> **DIRECTIONS**
Count the lines below that contain the word "metastases", and reply with that number alone.

> **DATA ROWS**
# # # #

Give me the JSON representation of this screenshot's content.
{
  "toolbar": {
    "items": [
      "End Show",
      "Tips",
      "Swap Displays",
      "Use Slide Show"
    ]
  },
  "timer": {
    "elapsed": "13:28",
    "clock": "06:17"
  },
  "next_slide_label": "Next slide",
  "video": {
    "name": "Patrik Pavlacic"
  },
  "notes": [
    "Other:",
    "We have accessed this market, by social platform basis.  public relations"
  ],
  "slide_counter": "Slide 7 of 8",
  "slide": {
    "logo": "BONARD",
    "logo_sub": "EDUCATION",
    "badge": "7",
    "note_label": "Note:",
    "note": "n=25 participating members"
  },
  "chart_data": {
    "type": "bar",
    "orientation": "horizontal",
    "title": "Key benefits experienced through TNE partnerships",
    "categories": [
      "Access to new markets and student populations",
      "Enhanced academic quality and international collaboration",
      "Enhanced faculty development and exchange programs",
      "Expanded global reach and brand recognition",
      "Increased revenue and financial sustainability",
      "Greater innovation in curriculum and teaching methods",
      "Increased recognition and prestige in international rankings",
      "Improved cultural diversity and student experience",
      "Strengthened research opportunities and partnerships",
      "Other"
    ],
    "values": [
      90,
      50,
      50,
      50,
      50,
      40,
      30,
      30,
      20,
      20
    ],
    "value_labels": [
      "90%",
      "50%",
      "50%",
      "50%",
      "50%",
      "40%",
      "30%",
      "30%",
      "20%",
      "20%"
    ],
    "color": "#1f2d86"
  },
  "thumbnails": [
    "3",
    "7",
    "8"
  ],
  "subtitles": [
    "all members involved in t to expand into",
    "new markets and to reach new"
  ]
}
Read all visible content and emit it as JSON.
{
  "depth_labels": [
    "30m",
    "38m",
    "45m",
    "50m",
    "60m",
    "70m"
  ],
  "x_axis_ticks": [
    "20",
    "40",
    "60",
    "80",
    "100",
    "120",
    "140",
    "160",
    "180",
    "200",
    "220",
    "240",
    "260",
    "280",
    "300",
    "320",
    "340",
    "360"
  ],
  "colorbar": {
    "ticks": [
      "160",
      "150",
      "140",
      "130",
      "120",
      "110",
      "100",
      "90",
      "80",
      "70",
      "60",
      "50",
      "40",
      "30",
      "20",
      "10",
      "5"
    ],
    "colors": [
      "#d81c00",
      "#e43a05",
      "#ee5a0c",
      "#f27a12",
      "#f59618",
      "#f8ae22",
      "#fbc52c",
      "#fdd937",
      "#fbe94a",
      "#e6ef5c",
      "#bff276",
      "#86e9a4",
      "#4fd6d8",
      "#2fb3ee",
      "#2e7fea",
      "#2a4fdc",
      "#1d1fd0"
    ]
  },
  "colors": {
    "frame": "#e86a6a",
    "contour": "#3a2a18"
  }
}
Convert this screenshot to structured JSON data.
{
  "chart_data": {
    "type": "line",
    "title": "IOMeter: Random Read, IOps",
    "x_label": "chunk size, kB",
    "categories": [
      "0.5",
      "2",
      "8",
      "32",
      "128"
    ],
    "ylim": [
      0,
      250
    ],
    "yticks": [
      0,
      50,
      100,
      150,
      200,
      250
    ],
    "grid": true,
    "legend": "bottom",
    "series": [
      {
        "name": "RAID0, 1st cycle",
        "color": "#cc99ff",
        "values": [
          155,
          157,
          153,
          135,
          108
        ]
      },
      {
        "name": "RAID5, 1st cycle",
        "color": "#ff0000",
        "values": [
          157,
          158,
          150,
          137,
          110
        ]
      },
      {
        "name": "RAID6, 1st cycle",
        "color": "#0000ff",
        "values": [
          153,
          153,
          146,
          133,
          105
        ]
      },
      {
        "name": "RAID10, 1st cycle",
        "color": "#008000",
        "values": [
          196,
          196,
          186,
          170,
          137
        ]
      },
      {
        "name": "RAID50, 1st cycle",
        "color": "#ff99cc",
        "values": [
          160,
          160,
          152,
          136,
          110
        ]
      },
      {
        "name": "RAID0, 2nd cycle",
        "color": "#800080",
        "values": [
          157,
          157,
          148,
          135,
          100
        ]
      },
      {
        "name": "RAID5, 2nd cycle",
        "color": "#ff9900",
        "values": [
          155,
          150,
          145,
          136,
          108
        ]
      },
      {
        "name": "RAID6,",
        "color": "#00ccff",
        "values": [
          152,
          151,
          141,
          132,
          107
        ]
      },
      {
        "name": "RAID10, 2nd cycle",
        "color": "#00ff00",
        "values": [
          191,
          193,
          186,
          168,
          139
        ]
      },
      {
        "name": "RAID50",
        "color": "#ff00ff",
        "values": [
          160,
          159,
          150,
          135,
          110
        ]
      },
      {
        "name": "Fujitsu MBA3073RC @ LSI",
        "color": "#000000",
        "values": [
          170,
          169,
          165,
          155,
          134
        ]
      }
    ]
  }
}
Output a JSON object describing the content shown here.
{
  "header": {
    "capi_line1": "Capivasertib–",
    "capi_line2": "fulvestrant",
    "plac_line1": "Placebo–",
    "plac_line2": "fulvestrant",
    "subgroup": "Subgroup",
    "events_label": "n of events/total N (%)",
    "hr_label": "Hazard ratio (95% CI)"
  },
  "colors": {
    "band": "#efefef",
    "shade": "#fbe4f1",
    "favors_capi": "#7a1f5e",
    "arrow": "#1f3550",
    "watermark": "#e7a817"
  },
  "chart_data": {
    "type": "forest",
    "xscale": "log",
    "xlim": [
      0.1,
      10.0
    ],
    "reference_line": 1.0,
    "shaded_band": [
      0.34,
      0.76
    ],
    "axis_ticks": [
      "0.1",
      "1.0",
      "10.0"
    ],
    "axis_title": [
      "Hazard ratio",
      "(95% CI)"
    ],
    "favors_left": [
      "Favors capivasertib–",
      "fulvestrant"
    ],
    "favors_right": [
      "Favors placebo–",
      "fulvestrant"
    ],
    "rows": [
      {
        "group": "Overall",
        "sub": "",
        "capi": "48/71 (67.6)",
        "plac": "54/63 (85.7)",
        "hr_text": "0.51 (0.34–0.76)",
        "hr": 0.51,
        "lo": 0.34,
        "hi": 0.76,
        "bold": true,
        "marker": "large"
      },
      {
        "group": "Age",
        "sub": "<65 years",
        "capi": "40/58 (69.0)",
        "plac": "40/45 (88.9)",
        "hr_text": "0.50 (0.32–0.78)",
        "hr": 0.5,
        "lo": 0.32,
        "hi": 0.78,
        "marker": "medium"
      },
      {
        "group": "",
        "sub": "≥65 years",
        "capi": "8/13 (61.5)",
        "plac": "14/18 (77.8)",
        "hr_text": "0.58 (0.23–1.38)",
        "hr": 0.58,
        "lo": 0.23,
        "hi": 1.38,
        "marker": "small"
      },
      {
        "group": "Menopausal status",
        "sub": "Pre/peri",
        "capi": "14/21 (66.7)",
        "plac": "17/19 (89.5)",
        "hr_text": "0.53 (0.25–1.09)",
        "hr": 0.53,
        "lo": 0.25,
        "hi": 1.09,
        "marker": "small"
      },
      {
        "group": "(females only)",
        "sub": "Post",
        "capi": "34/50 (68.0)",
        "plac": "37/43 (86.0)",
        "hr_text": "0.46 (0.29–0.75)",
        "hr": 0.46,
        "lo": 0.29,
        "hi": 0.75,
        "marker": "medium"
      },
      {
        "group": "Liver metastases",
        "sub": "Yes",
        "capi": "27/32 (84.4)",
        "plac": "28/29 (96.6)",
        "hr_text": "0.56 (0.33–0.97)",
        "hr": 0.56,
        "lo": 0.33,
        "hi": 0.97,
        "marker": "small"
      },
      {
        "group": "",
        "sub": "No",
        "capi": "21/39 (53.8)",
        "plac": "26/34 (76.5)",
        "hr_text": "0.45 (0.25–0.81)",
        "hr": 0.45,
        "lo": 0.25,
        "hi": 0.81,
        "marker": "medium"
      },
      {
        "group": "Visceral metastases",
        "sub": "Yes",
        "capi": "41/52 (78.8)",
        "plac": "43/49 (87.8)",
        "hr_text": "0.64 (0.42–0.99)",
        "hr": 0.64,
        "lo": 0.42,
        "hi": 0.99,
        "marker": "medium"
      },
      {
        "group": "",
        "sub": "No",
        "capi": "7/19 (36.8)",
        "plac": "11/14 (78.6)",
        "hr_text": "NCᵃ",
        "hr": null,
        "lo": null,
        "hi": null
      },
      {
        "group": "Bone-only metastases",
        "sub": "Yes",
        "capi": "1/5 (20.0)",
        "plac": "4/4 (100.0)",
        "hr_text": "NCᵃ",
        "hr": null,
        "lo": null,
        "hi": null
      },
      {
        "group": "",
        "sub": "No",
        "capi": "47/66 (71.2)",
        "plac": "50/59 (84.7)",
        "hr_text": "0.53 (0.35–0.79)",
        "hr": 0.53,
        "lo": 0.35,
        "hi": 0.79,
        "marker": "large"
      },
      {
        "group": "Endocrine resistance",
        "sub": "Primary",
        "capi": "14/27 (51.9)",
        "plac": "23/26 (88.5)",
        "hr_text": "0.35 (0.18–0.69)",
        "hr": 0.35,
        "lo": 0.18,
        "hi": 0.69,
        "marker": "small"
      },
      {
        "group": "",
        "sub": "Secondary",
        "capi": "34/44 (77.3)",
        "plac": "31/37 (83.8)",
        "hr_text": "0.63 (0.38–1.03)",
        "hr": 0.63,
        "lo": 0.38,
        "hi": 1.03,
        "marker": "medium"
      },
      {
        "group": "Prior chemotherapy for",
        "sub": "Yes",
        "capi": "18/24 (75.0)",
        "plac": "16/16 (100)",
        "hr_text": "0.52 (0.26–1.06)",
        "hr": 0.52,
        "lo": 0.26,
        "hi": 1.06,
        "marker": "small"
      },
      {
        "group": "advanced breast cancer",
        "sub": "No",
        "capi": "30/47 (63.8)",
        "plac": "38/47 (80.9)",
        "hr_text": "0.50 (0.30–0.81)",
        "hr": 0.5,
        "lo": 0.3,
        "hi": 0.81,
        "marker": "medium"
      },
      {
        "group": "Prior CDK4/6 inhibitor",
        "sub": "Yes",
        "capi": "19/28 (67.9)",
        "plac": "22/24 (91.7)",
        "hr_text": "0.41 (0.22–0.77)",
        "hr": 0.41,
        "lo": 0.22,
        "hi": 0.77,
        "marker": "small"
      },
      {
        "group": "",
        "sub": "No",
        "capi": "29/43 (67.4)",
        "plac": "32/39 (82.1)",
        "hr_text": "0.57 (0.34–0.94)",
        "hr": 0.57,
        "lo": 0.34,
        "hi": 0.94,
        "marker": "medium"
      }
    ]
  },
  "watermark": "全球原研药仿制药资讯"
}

# # # #

> **RESULT**
3